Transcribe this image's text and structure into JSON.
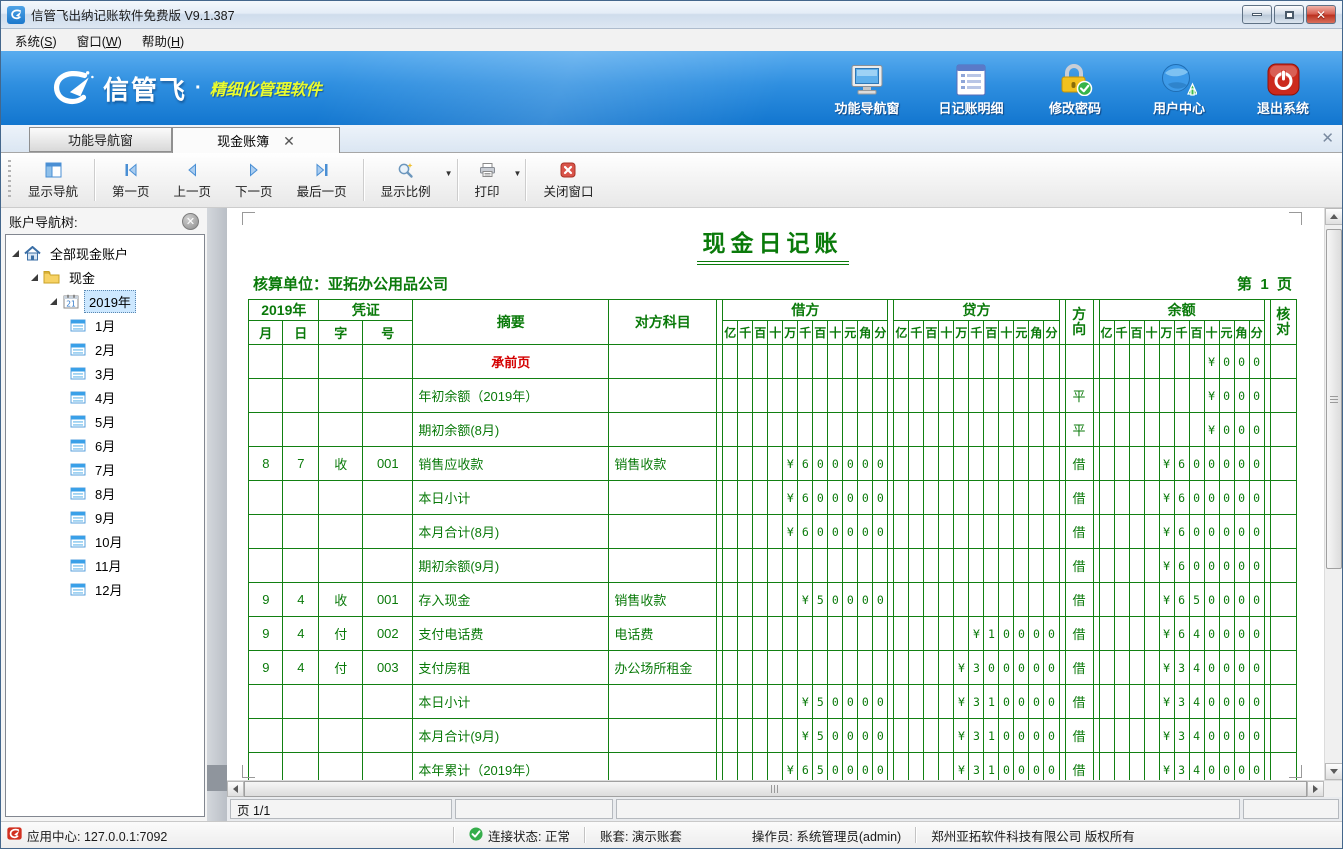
{
  "window": {
    "title": "信管飞出纳记账软件免费版 V9.1.387"
  },
  "menubar": {
    "items": [
      {
        "label": "系统",
        "mnemonic": "S"
      },
      {
        "label": "窗口",
        "mnemonic": "W"
      },
      {
        "label": "帮助",
        "mnemonic": "H"
      }
    ]
  },
  "banner": {
    "brand": "信管飞",
    "separator": "·",
    "slogan": "精细化管理软件",
    "buttons": [
      {
        "id": "nav-window",
        "label": "功能导航窗",
        "icon": "monitor-icon"
      },
      {
        "id": "journal-detail",
        "label": "日记账明细",
        "icon": "journal-list-icon"
      },
      {
        "id": "change-password",
        "label": "修改密码",
        "icon": "lock-check-icon"
      },
      {
        "id": "user-center",
        "label": "用户中心",
        "icon": "globe-user-icon"
      },
      {
        "id": "exit-system",
        "label": "退出系统",
        "icon": "power-icon"
      }
    ]
  },
  "tabs": [
    {
      "label": "功能导航窗",
      "active": false,
      "closable": false
    },
    {
      "label": "现金账簿",
      "active": true,
      "closable": true
    }
  ],
  "toolbar": {
    "buttons": [
      {
        "id": "show-nav",
        "label": "显示导航",
        "icon": "show-nav-icon",
        "dropdown": false
      },
      {
        "id": "first-page",
        "label": "第一页",
        "icon": "first-page-icon",
        "dropdown": false
      },
      {
        "id": "prev-page",
        "label": "上一页",
        "icon": "prev-page-icon",
        "dropdown": false
      },
      {
        "id": "next-page",
        "label": "下一页",
        "icon": "next-page-icon",
        "dropdown": false
      },
      {
        "id": "last-page",
        "label": "最后一页",
        "icon": "last-page-icon",
        "dropdown": false
      },
      {
        "id": "zoom-ratio",
        "label": "显示比例",
        "icon": "zoom-ratio-icon",
        "dropdown": true
      },
      {
        "id": "print",
        "label": "打印",
        "icon": "print-icon",
        "dropdown": true
      },
      {
        "id": "close-window",
        "label": "关闭窗口",
        "icon": "close-window-icon",
        "dropdown": false
      }
    ]
  },
  "sidebar": {
    "title": "账户导航树:",
    "tree": {
      "root": "全部现金账户",
      "account": "现金",
      "year": "2019年",
      "months": [
        "1月",
        "2月",
        "3月",
        "4月",
        "5月",
        "6月",
        "7月",
        "8月",
        "9月",
        "10月",
        "11月",
        "12月"
      ]
    }
  },
  "document": {
    "title": "现金日记账",
    "unit_label": "核算单位：亚拓办公用品公司",
    "page_label": "第  1  页"
  },
  "table": {
    "headers": {
      "year": "2019年",
      "voucher": "凭证",
      "month": "月",
      "day": "日",
      "word": "字",
      "number": "号",
      "summary": "摘要",
      "counterpart": "对方科目",
      "debit": "借方",
      "credit": "贷方",
      "direction": "方向",
      "balance": "余额",
      "check": "核对"
    },
    "digit_headers": [
      "亿",
      "千",
      "百",
      "十",
      "万",
      "千",
      "百",
      "十",
      "元",
      "角",
      "分"
    ],
    "rows": [
      {
        "month": "",
        "day": "",
        "voucher_word": "",
        "voucher_no": "",
        "summary": "承前页",
        "red": true,
        "counterpart": "",
        "debit": "",
        "credit": "",
        "direction": "",
        "balance": "¥000"
      },
      {
        "month": "",
        "day": "",
        "voucher_word": "",
        "voucher_no": "",
        "summary": "年初余额（2019年）",
        "red": false,
        "counterpart": "",
        "debit": "",
        "credit": "",
        "direction": "平",
        "balance": "¥000"
      },
      {
        "month": "",
        "day": "",
        "voucher_word": "",
        "voucher_no": "",
        "summary": "期初余额(8月)",
        "red": false,
        "counterpart": "",
        "debit": "",
        "credit": "",
        "direction": "平",
        "balance": "¥000"
      },
      {
        "month": "8",
        "day": "7",
        "voucher_word": "收",
        "voucher_no": "001",
        "summary": "销售应收款",
        "red": false,
        "counterpart": "销售收款",
        "debit": "¥600000",
        "credit": "",
        "direction": "借",
        "balance": "¥600000"
      },
      {
        "month": "",
        "day": "",
        "voucher_word": "",
        "voucher_no": "",
        "summary": "本日小计",
        "red": false,
        "counterpart": "",
        "debit": "¥600000",
        "credit": "",
        "direction": "借",
        "balance": "¥600000"
      },
      {
        "month": "",
        "day": "",
        "voucher_word": "",
        "voucher_no": "",
        "summary": "本月合计(8月)",
        "red": false,
        "counterpart": "",
        "debit": "¥600000",
        "credit": "",
        "direction": "借",
        "balance": "¥600000"
      },
      {
        "month": "",
        "day": "",
        "voucher_word": "",
        "voucher_no": "",
        "summary": "期初余额(9月)",
        "red": false,
        "counterpart": "",
        "debit": "",
        "credit": "",
        "direction": "借",
        "balance": "¥600000"
      },
      {
        "month": "9",
        "day": "4",
        "voucher_word": "收",
        "voucher_no": "001",
        "summary": "存入现金",
        "red": false,
        "counterpart": "销售收款",
        "debit": "¥50000",
        "credit": "",
        "direction": "借",
        "balance": "¥650000"
      },
      {
        "month": "9",
        "day": "4",
        "voucher_word": "付",
        "voucher_no": "002",
        "summary": "支付电话费",
        "red": false,
        "counterpart": "电话费",
        "debit": "",
        "credit": "¥10000",
        "direction": "借",
        "balance": "¥640000"
      },
      {
        "month": "9",
        "day": "4",
        "voucher_word": "付",
        "voucher_no": "003",
        "summary": "支付房租",
        "red": false,
        "counterpart": "办公场所租金",
        "debit": "",
        "credit": "¥300000",
        "direction": "借",
        "balance": "¥340000"
      },
      {
        "month": "",
        "day": "",
        "voucher_word": "",
        "voucher_no": "",
        "summary": "本日小计",
        "red": false,
        "counterpart": "",
        "debit": "¥50000",
        "credit": "¥310000",
        "direction": "借",
        "balance": "¥340000"
      },
      {
        "month": "",
        "day": "",
        "voucher_word": "",
        "voucher_no": "",
        "summary": "本月合计(9月)",
        "red": false,
        "counterpart": "",
        "debit": "¥50000",
        "credit": "¥310000",
        "direction": "借",
        "balance": "¥340000"
      },
      {
        "month": "",
        "day": "",
        "voucher_word": "",
        "voucher_no": "",
        "summary": "本年累计（2019年）",
        "red": false,
        "counterpart": "",
        "debit": "¥650000",
        "credit": "¥310000",
        "direction": "借",
        "balance": "¥340000"
      }
    ]
  },
  "pagebar": {
    "page_label": "页 1/1"
  },
  "statusbar": {
    "app_center": "应用中心: 127.0.0.1:7092",
    "connection": "连接状态: 正常",
    "account_set": "账套: 演示账套",
    "operator": "操作员: 系统管理员(admin)",
    "copyright": "郑州亚拓软件科技有限公司  版权所有"
  },
  "colors": {
    "ledger_green": "#0a7a0a",
    "grid_red": "#e03030",
    "summary_red": "#d40000",
    "banner_blue": "#2f8fe0",
    "slogan_yellow": "#e9fb2e"
  }
}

++++++++++

**Work to do**:
Copy each line of the entries that includes the word "window".

**Response to the task**:
  "window": {
        "id": "nav-window",
        "id": "close-window",
        "icon": "close-window-icon",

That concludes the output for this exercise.